▼
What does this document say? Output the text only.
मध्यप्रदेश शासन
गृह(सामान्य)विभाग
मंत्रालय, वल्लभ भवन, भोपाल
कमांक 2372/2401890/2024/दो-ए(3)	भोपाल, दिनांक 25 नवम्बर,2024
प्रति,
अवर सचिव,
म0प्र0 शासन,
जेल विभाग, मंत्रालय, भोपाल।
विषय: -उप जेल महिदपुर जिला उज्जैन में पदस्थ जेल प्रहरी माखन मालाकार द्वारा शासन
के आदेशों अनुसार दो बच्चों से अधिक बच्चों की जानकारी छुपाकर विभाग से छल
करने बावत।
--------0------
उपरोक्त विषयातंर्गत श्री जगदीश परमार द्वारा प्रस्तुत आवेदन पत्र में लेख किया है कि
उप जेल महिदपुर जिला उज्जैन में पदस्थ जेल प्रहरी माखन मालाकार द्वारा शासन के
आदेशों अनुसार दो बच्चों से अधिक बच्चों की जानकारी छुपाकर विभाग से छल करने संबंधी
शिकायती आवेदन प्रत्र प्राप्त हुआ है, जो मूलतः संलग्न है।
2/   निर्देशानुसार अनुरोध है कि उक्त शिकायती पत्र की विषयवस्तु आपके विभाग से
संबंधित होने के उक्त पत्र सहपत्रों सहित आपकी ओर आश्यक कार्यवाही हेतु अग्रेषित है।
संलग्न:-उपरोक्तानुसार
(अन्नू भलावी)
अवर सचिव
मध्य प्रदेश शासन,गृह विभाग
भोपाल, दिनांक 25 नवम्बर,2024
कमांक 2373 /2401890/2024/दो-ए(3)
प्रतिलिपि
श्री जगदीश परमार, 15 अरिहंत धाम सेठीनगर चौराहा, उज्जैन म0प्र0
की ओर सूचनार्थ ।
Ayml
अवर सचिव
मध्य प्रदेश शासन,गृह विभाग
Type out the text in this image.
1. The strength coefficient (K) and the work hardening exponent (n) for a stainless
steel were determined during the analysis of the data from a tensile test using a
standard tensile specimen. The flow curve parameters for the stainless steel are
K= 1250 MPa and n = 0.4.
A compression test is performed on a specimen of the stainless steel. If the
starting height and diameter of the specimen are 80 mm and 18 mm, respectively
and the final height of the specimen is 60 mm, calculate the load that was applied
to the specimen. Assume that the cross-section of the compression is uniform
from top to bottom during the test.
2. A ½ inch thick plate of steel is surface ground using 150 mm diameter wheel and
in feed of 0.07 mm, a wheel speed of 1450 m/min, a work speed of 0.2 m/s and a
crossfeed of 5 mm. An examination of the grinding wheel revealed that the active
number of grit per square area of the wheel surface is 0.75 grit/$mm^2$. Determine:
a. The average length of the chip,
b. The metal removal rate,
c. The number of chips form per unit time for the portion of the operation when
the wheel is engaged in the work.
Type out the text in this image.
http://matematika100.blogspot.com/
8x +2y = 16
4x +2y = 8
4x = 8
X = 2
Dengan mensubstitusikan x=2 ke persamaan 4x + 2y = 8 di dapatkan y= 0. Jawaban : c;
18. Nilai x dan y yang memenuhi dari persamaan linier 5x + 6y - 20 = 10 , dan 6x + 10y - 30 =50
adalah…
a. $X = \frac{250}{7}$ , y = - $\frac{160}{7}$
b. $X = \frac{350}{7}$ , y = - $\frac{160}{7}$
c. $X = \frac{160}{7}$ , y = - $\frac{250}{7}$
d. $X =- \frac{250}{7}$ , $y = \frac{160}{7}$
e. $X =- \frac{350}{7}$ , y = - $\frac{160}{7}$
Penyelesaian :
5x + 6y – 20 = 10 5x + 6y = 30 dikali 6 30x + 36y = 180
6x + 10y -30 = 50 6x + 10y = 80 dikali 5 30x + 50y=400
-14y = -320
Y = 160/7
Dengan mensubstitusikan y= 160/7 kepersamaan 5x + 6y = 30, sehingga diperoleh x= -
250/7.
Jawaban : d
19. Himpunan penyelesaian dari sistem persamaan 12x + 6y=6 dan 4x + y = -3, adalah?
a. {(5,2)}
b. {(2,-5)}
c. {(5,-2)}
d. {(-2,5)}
▲
* [Requirement] Examine the listing and say how many of its lines contain the string "mensubstitusikan". Give the number alone.

* [The reply] 2